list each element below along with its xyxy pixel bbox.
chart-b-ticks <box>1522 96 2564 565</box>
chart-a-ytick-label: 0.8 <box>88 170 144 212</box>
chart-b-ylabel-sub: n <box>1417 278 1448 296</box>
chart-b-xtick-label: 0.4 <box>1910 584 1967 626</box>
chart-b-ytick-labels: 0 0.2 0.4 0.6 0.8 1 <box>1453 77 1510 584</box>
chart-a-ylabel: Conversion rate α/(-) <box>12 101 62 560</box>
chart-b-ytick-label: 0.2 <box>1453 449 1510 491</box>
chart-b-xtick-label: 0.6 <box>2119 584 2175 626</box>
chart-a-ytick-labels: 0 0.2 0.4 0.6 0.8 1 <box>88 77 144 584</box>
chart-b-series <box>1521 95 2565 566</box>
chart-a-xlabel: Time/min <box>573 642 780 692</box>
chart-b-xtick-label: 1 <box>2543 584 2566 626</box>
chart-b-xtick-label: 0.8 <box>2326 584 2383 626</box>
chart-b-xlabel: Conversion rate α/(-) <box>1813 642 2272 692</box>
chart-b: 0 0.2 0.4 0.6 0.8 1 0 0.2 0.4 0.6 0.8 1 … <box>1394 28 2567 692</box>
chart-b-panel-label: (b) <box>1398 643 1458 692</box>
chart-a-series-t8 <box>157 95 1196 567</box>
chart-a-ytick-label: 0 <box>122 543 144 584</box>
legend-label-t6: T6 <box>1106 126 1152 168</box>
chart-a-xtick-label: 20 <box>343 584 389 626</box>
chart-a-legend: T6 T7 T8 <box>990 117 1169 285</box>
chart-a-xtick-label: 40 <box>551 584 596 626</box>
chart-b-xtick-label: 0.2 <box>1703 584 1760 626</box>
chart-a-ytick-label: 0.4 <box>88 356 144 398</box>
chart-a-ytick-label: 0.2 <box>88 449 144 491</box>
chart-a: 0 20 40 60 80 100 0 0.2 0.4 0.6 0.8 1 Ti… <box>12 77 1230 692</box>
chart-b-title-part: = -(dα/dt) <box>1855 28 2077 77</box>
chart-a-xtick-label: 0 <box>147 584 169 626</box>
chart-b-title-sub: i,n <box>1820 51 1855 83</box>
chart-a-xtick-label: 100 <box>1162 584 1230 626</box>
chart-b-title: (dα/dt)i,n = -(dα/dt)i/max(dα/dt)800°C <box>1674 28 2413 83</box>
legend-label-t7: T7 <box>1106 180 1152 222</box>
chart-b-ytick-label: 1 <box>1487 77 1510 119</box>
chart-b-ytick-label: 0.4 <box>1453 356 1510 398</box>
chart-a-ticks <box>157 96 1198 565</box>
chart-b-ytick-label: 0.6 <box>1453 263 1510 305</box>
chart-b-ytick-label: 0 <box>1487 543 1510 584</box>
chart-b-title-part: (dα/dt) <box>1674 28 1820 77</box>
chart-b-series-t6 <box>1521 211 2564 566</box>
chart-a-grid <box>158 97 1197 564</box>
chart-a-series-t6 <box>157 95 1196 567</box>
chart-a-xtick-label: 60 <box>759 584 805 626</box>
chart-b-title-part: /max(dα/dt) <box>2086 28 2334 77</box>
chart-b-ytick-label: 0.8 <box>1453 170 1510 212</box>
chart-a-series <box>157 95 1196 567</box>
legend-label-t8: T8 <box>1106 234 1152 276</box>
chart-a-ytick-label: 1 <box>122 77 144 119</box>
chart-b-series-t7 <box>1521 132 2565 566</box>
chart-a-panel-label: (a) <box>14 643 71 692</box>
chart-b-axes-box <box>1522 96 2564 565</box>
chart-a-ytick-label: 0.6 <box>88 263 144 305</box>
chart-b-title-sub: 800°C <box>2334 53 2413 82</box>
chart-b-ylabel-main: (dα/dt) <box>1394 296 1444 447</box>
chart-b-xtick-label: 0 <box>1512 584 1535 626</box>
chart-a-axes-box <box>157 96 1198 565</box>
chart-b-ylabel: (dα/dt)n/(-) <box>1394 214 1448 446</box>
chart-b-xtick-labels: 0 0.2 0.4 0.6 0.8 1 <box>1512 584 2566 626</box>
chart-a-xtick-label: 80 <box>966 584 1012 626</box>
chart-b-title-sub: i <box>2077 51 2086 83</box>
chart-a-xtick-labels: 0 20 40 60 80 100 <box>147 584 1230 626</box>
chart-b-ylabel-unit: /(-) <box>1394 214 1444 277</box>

▶ WRITTEN EXERCISE
Set out every line of the material above as a Markdown table with two columns, "No." for the row number and "Entry" for the line itself, leaving out any blank lines.

▶ EXERCISE OUTPUT
| No. | Entry |
|---|---|
| 1 | list each element below along with its xyxy pixel bbox. |
| 2 | chart-b-ticks <box>1522 96 2564 565</box> |
| 3 | chart-a-ytick-label: 0.8 <box>88 170 144 212</box> |
| 4 | chart-b-ylabel-sub: n <box>1417 278 1448 296</box> |
| 5 | chart-b-xtick-label: 0.4 <box>1910 584 1967 626</box> |
| 6 | chart-b-ytick-labels: 0 0.2 0.4 0.6 0.8 1 <box>1453 77 1510 584</box> |
| 7 | chart-a-ylabel: Conversion rate α/(-) <box>12 101 62 560</box> |
| 8 | chart-b-ytick-label: 0.2 <box>1453 449 1510 491</box> |
| 9 | chart-b-xtick-label: 0.6 <box>2119 584 2175 626</box> |
| 10 | chart-a-ytick-labels: 0 0.2 0.4 0.6 0.8 1 <box>88 77 144 584</box> |
| 11 | chart-b-series <box>1521 95 2565 566</box> |
| 12 | chart-a-xlabel: Time/min <box>573 642 780 692</box> |
| 13 | chart-b-xtick-label: 1 <box>2543 584 2566 626</box> |
| 14 | chart-b-xtick-label: 0.8 <box>2326 584 2383 626</box> |
| 15 | chart-b-xlabel: Conversion rate α/(-) <box>1813 642 2272 692</box> |
| 16 | chart-b: 0 0.2 0.4 0.6 0.8 1 0 0.2 0.4 0.6 0.8 1 … <box>1394 28 2567 692</box> |
| 17 | chart-b-panel-label: (b) <box>1398 643 1458 692</box> |
| 18 | chart-a-series-t8 <box>157 95 1196 567</box> |
| 19 | chart-a-ytick-label: 0 <box>122 543 144 584</box> |
| 20 | legend-label-t6: T6 <box>1106 126 1152 168</box> |
| 21 | chart-a-xtick-label: 20 <box>343 584 389 626</box> |
| 22 | chart-a-legend: T6 T7 T8 <box>990 117 1169 285</box> |
| 23 | chart-a-xtick-label: 40 <box>551 584 596 626</box> |
| 24 | chart-b-xtick-label: 0.2 <box>1703 584 1760 626</box> |
| 25 | chart-a-ytick-label: 0.4 <box>88 356 144 398</box> |
| 26 | chart-a-ytick-label: 0.2 <box>88 449 144 491</box> |
| 27 | chart-a: 0 20 40 60 80 100 0 0.2 0.4 0.6 0.8 1 Ti… <box>12 77 1230 692</box> |
| 28 | chart-b-title-part: = -(dα/dt) <box>1855 28 2077 77</box> |
| 29 | chart-a-xtick-label: 0 <box>147 584 169 626</box> |
| 30 | chart-b-title-sub: i,n <box>1820 51 1855 83</box> |
| 31 | chart-a-xtick-label: 100 <box>1162 584 1230 626</box> |
| 32 | chart-b-title: (dα/dt)i,n = -(dα/dt)i/max(dα/dt)800°C <box>1674 28 2413 83</box> |
| 33 | legend-label-t7: T7 <box>1106 180 1152 222</box> |
| 34 | chart-b-ytick-label: 1 <box>1487 77 1510 119</box> |
| 35 | chart-b-ytick-label: 0.4 <box>1453 356 1510 398</box> |
| 36 | chart-a-ticks <box>157 96 1198 565</box> |
| 37 | chart-b-ytick-label: 0.6 <box>1453 263 1510 305</box> |
| 38 | chart-b-ytick-label: 0 <box>1487 543 1510 584</box> |
| 39 | chart-b-title-part: (dα/dt) <box>1674 28 1820 77</box> |
| 40 | chart-b-series-t6 <box>1521 211 2564 566</box> |
| 41 | chart-a-grid <box>158 97 1197 564</box> |
| 42 | chart-a-series-t6 <box>157 95 1196 567</box> |
| 43 | chart-a-xtick-label: 60 <box>759 584 805 626</box> |
| 44 | chart-b-title-part: /max(dα/dt) <box>2086 28 2334 77</box> |
| 45 | chart-b-ytick-label: 0.8 <box>1453 170 1510 212</box> |
| 46 | chart-a-series <box>157 95 1196 567</box> |
| 47 | legend-label-t8: T8 <box>1106 234 1152 276</box> |
| 48 | chart-a-ytick-label: 1 <box>122 77 144 119</box> |
| 49 | chart-b-series-t7 <box>1521 132 2565 566</box> |
| 50 | chart-a-panel-label: (a) <box>14 643 71 692</box> |
| 51 | chart-b-axes-box <box>1522 96 2564 565</box> |
| 52 | chart-a-ytick-label: 0.6 <box>88 263 144 305</box> |
| 53 | chart-b-title-sub: 800°C <box>2334 53 2413 82</box> |
| 54 | chart-b-ylabel-main: (dα/dt) <box>1394 296 1444 447</box> |
| 55 | chart-b-xtick-label: 0 <box>1512 584 1535 626</box> |
| 56 | chart-a-axes-box <box>157 96 1198 565</box> |
| 57 | chart-b-ylabel: (dα/dt)n/(-) <box>1394 214 1448 446</box> |
| 58 | chart-b-xtick-labels: 0 0.2 0.4 0.6 0.8 1 <box>1512 584 2566 626</box> |
| 59 | chart-a-xtick-label: 80 <box>966 584 1012 626</box> |
| 60 | chart-b-title-sub: i <box>2077 51 2086 83</box> |
| 61 | chart-a-xtick-labels: 0 20 40 60 80 100 <box>147 584 1230 626</box> |
| 62 | chart-b-ylabel-unit: /(-) <box>1394 214 1444 277</box> |